## TEXTE À LIRE:

↓

Car le Conseil peut agir soit par voie de constatation, soit par voie d’abstention. Lorsqu’il s’abstient de constater qu’il y a une rupture de la paix ou une agression, bien que des opérations militaires aient été entreprises, comme dans le cas de l’opération des États-Unis en Afghanistan, en réaction à des actes qui pourraient eux-mêmes être qualifiés de rupture de la paix ou d’agression, cela signifie qu’il approuve implicitement ces opérations même lorsqu’elles dépassent largement le cadre de la légitime défense. En effet, s’il se saisissait de l’affaire, il constaterait d’abord que la source première de la rupture de la paix ou de l’agression n’est pas à chercher dans les actions de l’État réagissant, et il déciderait certainement alors d’agir lui-même contre celui ou ceux à qui la responsabilité de ces faits peut être attribuée. L’État réagissant pourrait se voir ainsi légitimé ex post dans une action de défense allant « au-delà » de la légitime défense de l’article 51, au cas où le Conseil de sécurité reprendrait à son compte cette action.

↑

## CONSIGNE:
Donnez la suite du texte sur le Conseil de sécurité et la légitime défense, à partir de sa dernière phrase. Les enregistrements ne servent pas ici.

## Enregistrements extraits:
↓

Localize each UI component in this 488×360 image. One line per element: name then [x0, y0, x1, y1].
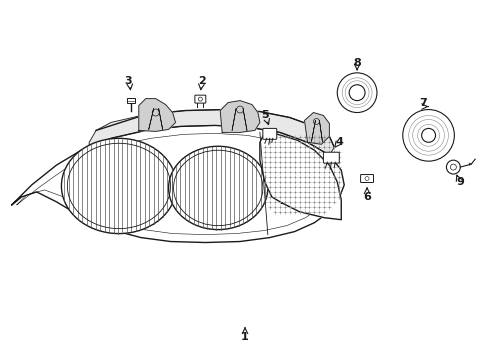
FancyBboxPatch shape — [360, 175, 373, 183]
Text: 4: 4 — [335, 137, 343, 147]
Text: 5: 5 — [261, 109, 268, 120]
Text: 1: 1 — [241, 332, 248, 342]
Bar — [127, 98, 135, 103]
Text: 7: 7 — [419, 98, 427, 108]
Ellipse shape — [61, 138, 176, 234]
Polygon shape — [304, 113, 328, 144]
Polygon shape — [12, 125, 344, 243]
Text: 6: 6 — [363, 192, 370, 202]
Circle shape — [421, 129, 435, 142]
Polygon shape — [89, 109, 334, 155]
Polygon shape — [220, 100, 259, 132]
FancyBboxPatch shape — [263, 129, 276, 139]
FancyBboxPatch shape — [195, 95, 205, 103]
Polygon shape — [259, 132, 341, 220]
Text: 3: 3 — [124, 76, 131, 86]
Text: 8: 8 — [352, 58, 360, 68]
Text: 9: 9 — [455, 177, 463, 187]
FancyBboxPatch shape — [323, 152, 339, 163]
Text: 2: 2 — [198, 76, 206, 86]
Ellipse shape — [168, 146, 267, 230]
Polygon shape — [139, 99, 175, 131]
Circle shape — [446, 160, 459, 174]
Circle shape — [348, 85, 365, 100]
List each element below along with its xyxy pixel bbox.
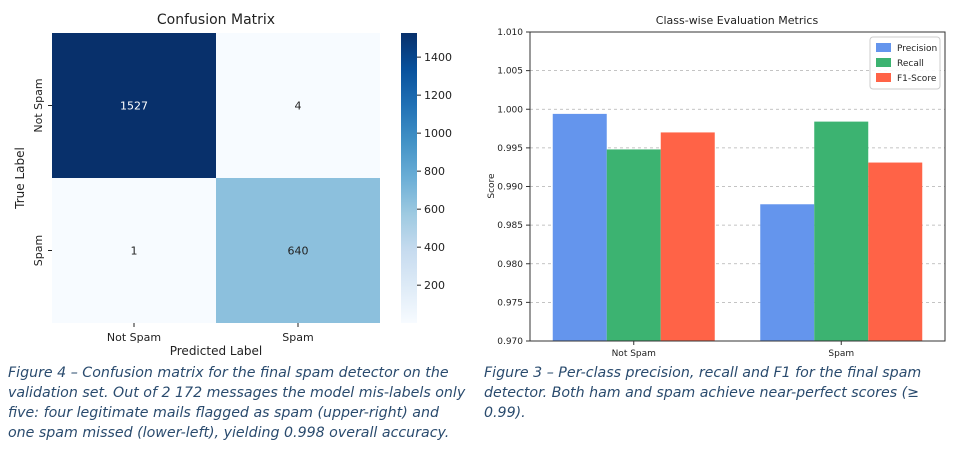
cm-y-tick-label: Spam (32, 235, 45, 266)
colorbar-tick-label: 800 (424, 165, 445, 178)
y-tick-label: 0.970 (497, 337, 523, 347)
y-tick-label: 0.985 (497, 221, 523, 231)
cm-cell-value: 4 (295, 100, 302, 113)
y-tick-label: 1.010 (497, 28, 523, 38)
cm-cell-value: 1527 (120, 100, 148, 113)
right-figure-caption: Figure 3 – Per-class precision, recall a… (484, 365, 922, 421)
cm-y-axis-label: True Label (13, 147, 27, 210)
metrics-bar-chart: Class-wise Evaluation Metrics 0.970 0.975… (487, 14, 946, 359)
bar-f1-score (660, 132, 715, 341)
cm-cell (52, 178, 216, 323)
cm-cell (52, 33, 216, 178)
cm-cell-value: 1 (131, 245, 138, 258)
colorbar-tick-label: 1000 (424, 127, 452, 140)
x-tick-label: Not Spam (612, 349, 656, 359)
cm-cell (216, 178, 380, 323)
colorbar-tick-label: 1400 (424, 51, 452, 64)
cm-y-tick-label: Not Spam (32, 78, 45, 132)
colorbar-tick-label: 200 (424, 279, 445, 292)
cm-x-tick-label: Spam (282, 331, 313, 344)
bar-chart-title: Class-wise Evaluation Metrics (656, 14, 819, 27)
confusion-matrix-chart: Confusion Matrix 1527 41 640 Not Spam Spam … (13, 12, 452, 358)
colorbar-tick-label: 1200 (424, 89, 452, 102)
left-figure-caption: Figure 4 – Confusion matrix for the fina… (8, 365, 466, 441)
legend-label: F1-Score (897, 74, 937, 84)
bar-recall (814, 121, 869, 341)
metrics-panel: Class-wise Evaluation Metrics 0.970 0.975… (478, 0, 957, 453)
colorbar-tick-label: 400 (424, 241, 445, 254)
legend-label: Recall (897, 59, 924, 69)
legend: Precision Recall F1-Score (869, 36, 941, 90)
colorbar (401, 33, 417, 323)
cm-cell-value: 640 (288, 245, 309, 258)
confusion-matrix-panel: Confusion Matrix 1527 4 1 640 Not Spam Spam … (0, 0, 470, 453)
y-tick-label: 1.005 (497, 67, 523, 77)
y-tick-label: 0.990 (497, 183, 523, 193)
bar-recall (606, 149, 661, 341)
legend-label: Precision (897, 44, 937, 54)
x-tick-label: Spam (828, 349, 854, 359)
cm-x-axis-label: Predicted Label (170, 344, 263, 358)
bar-y-axis-label: Score (487, 173, 497, 199)
y-tick-label: 0.995 (497, 144, 523, 154)
y-tick-label: 1.000 (497, 105, 523, 115)
y-tick-label: 0.975 (497, 298, 523, 308)
bar-precision (760, 204, 815, 341)
bar-f1-score (868, 162, 923, 341)
y-tick-label: 0.980 (497, 260, 523, 270)
legend-swatch (876, 43, 891, 52)
cm-x-tick-label: Not Spam (107, 331, 161, 344)
legend-swatch (876, 58, 891, 67)
colorbar-tick-label: 600 (424, 203, 445, 216)
cm-title: Confusion Matrix (157, 12, 275, 28)
cm-cell (216, 33, 380, 178)
bar-precision (552, 113, 607, 341)
legend-swatch (876, 73, 891, 82)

↑

## RÉSULTAT:
 

L’abstention du Conseil, qui ne se saisit pas des faits, légitime l’action de l’État concerné par la menace contre la paix, par la rupture de la paix ou par l’agression, bien qu’elle ne légitime pas l’action de l’État qui a été la source première des faits et qui doit en être tenu pour responsable. Il existe donc une « légitime défense » de l’article 51, prête à l’emploi, et une « légitime défense » constatée, tolérée ou approuvée par le Conseil de sécurité, qui peut impliquer des actions allant au-delà des prescriptions de l’article 51.

 

Évidemment, il s’agit là d’une interprétation générale, et, dans tous les cas, le Conseil de sécurité pourrait, en se saisissant formellement de la question, procéder à une qualification des faits contraire aux prétentions de l’État réagissant.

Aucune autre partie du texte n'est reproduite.